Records
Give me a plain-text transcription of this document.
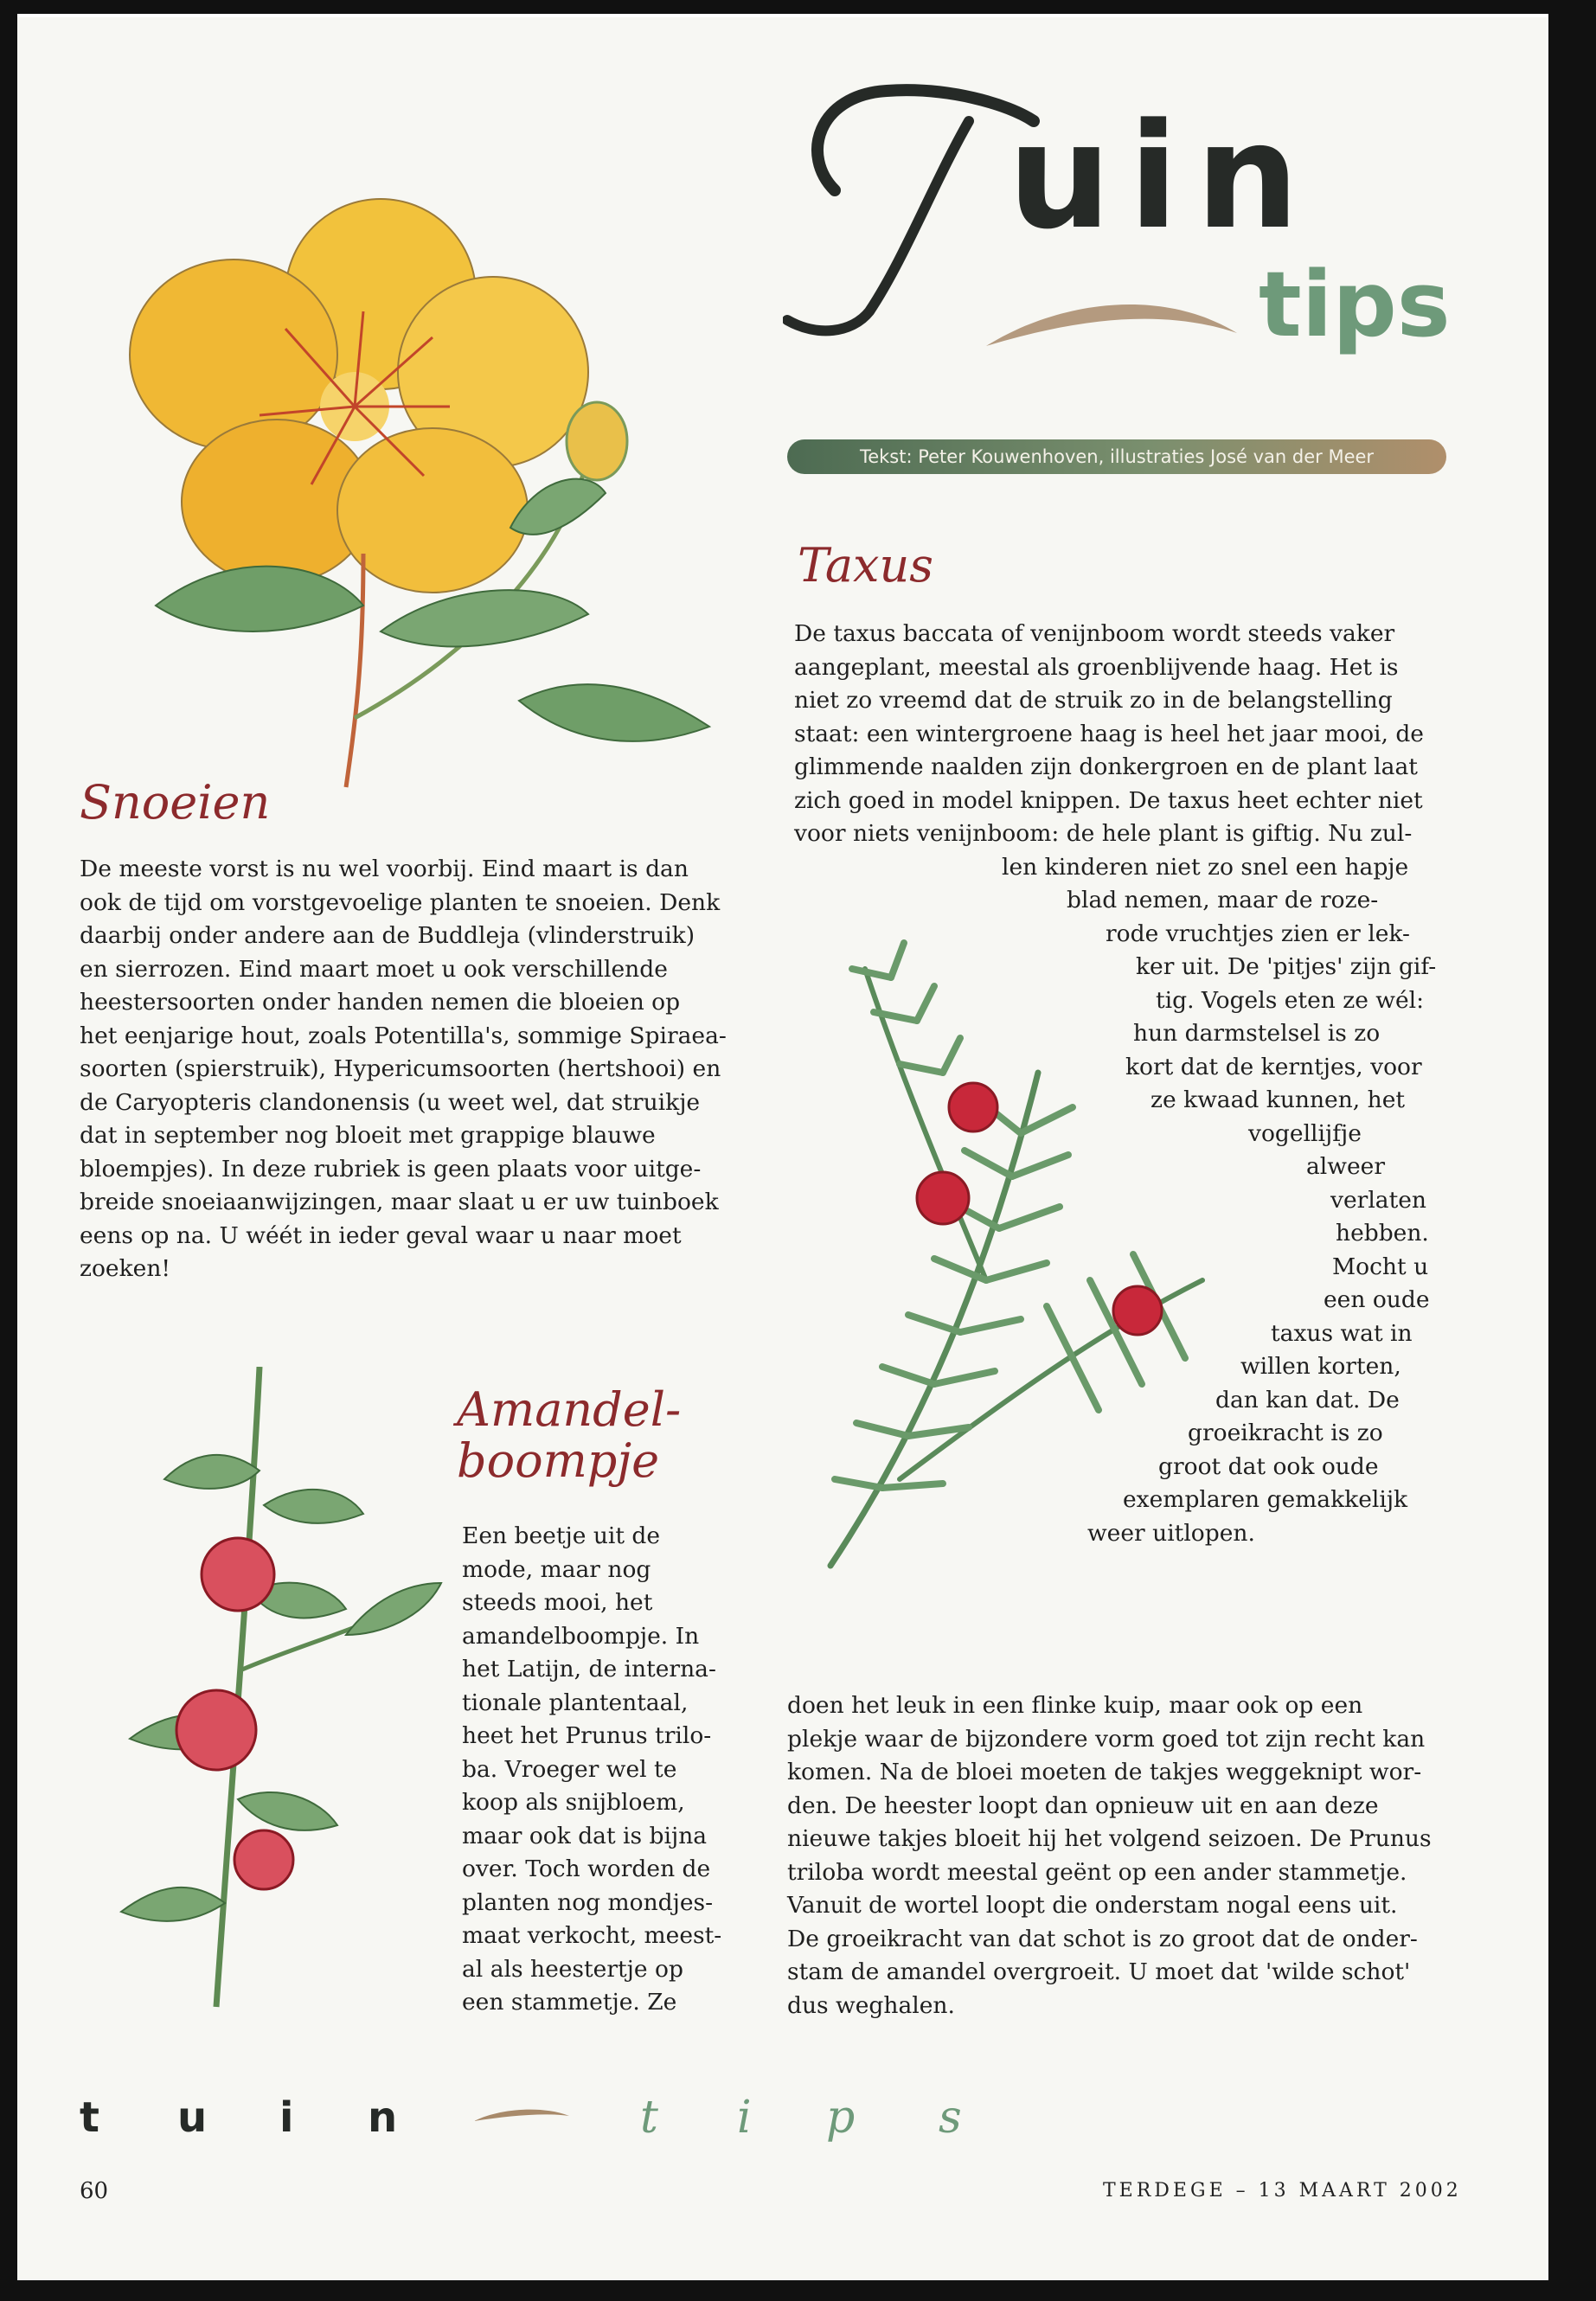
T
uin
tips
Tekst: Peter Kouwenhoven, illustraties José van der Meer
Snoeien
De meeste vorst is nu wel voorbij. Eind maart is dan
ook de tijd om vorstgevoelige planten te snoeien. Denk
daarbij onder andere aan de Buddleja (vlinderstruik)
en sierrozen. Eind maart moet u ook verschillende
heestersoorten onder handen nemen die bloeien op
het eenjarige hout, zoals Potentilla's, sommige Spiraea-
soorten (spierstruik), Hypericumsoorten (hertshooi) en
de Caryopteris clandonensis (u weet wel, dat struikje
dat in september nog bloeit met grappige blauwe
bloempjes). In deze rubriek is geen plaats voor uitge-
breide snoeiaanwijzingen, maar slaat u er uw tuinboek
eens op na. U wéét in ieder geval waar u naar moet
zoeken!
Taxus
De taxus baccata of venijnboom wordt steeds vaker
aangeplant, meestal als groenblijvende haag. Het is
niet zo vreemd dat de struik zo in de belangstelling
staat: een wintergroene haag is heel het jaar mooi, de
glimmende naalden zijn donkergroen en de plant laat
zich goed in model knippen. De taxus heet echter niet
voor niets venijnboom: de hele plant is giftig. Nu zul-
len kinderen niet zo snel een hapje
blad nemen, maar de roze-
rode vruchtjes zien er lek-
ker uit. De 'pitjes' zijn gif-
tig. Vogels eten ze wél:
hun darmstelsel is zo
kort dat de kerntjes, voor
ze kwaad kunnen, het
vogellijfje
alweer
verlaten
hebben.
Mocht u
een oude
taxus wat in
willen korten,
dan kan dat. De
groeikracht is zo
groot dat ook oude
exemplaren gemakkelijk
weer uitlopen.
Amandel-
boompje
Een beetje uit de
mode, maar nog
steeds mooi, het
amandelboompje. In
het Latijn, de interna-
tionale plantentaal,
heet het Prunus trilo-
ba. Vroeger wel te
koop als snijbloem,
maar ook dat is bijna
over. Toch worden de
planten nog mondjes-
maat verkocht, meest-
al als heestertje op
een stammetje. Ze
doen het leuk in een flinke kuip, maar ook op een
plekje waar de bijzondere vorm goed tot zijn recht kan
komen. Na de bloei moeten de takjes weggeknipt wor-
den. De heester loopt dan opnieuw uit en aan deze
nieuwe takjes bloeit hij het volgend seizoen. De Prunus
triloba wordt meestal geënt op een ander stammetje.
Vanuit de wortel loopt die onderstam nogal eens uit.
De groeikracht van dat schot is zo groot dat de onder-
stam de amandel overgroeit. U moet dat 'wilde schot'
dus weghalen.
t u i n	t i p s
60	TERDEGE – 13 MAART 2002
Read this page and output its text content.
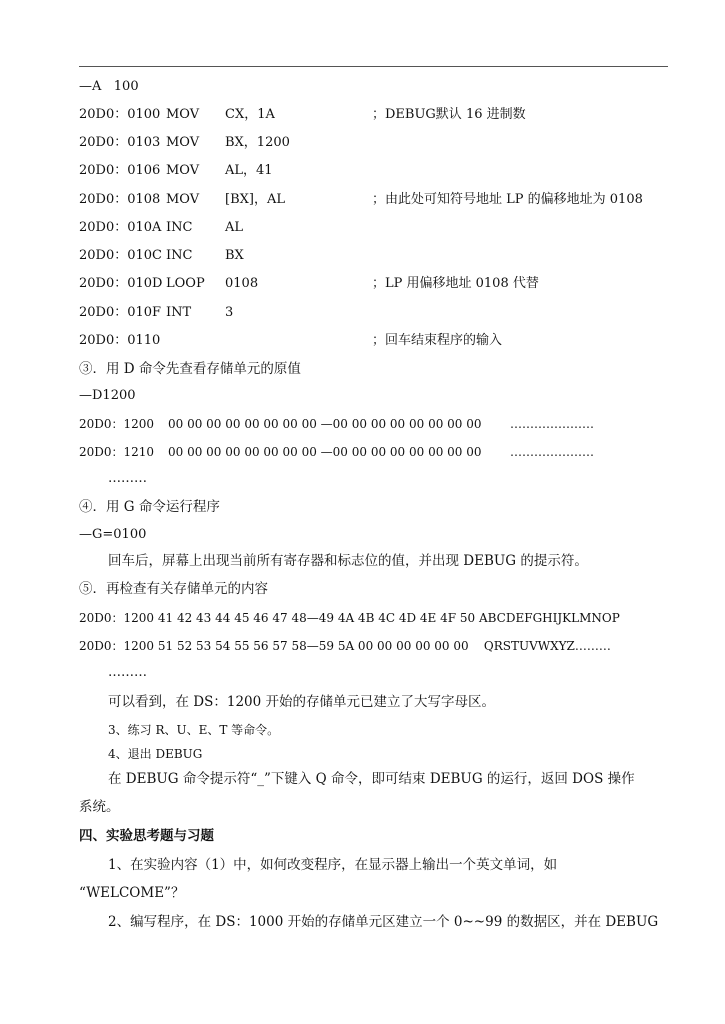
—A   100
20D0：0100 MOV CX，1A	；DEBUG默认 16 进制数
20D0：0103 MOV BX，1200
20D0：0106 MOV AL，41
20D0：0108 MOV [BX]，AL	；由此处可知符号地址 LP 的偏移地址为 0108
20D0：010A INC	AL
20D0：010C INC	BX
20D0：010D LOOP 0108	；LP 用偏移地址 0108 代替
20D0：010F INT	3
20D0：0110	；回车结束程序的输入
③．用 D 命令先查看存储单元的原值
—D1200
20D0：1200 00 00 00 00 00 00 00 00 —00 00 00 00 00 00 00 00 …………………
20D0：1210 00 00 00 00 00 00 00 00 —00 00 00 00 00 00 00 00 …………………
………
④．用 G 命令运行程序
—G=0100
回车后，屏幕上出现当前所有寄存器和标志位的值，并出现 DEBUG 的提示符。
⑤．再检查有关存储单元的内容
20D0：1200 41 42 43 44 45 46 47 48—49 4A 4B 4C 4D 4E 4F 50 ABCDEFGHIJKLMNOP
20D0：1200 51 52 53 54 55 56 57 58—59 5A 00 00 00 00 00 00    QRSTUVWXYZ………
………
可以看到，在 DS：1200 开始的存储单元已建立了大写字母区。
3、练习 R、U、E、T 等命令。
4、退出 DEBUG
在 DEBUG 命令提示符“_”下键入 Q 命令，即可结束 DEBUG 的运行，返回 DOS 操作
系统。
四、实验思考题与习题
1、在实验内容（1）中，如何改变程序，在显示器上输出一个英文单词，如
“WELCOME”？
2、编写程序，在 DS：1000 开始的存储单元区建立一个 0~~99 的数据区，并在 DEBUG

◆ **Goal**
Report how many lines include the word "goed". Give nothing but the number.

◆ **Response**
2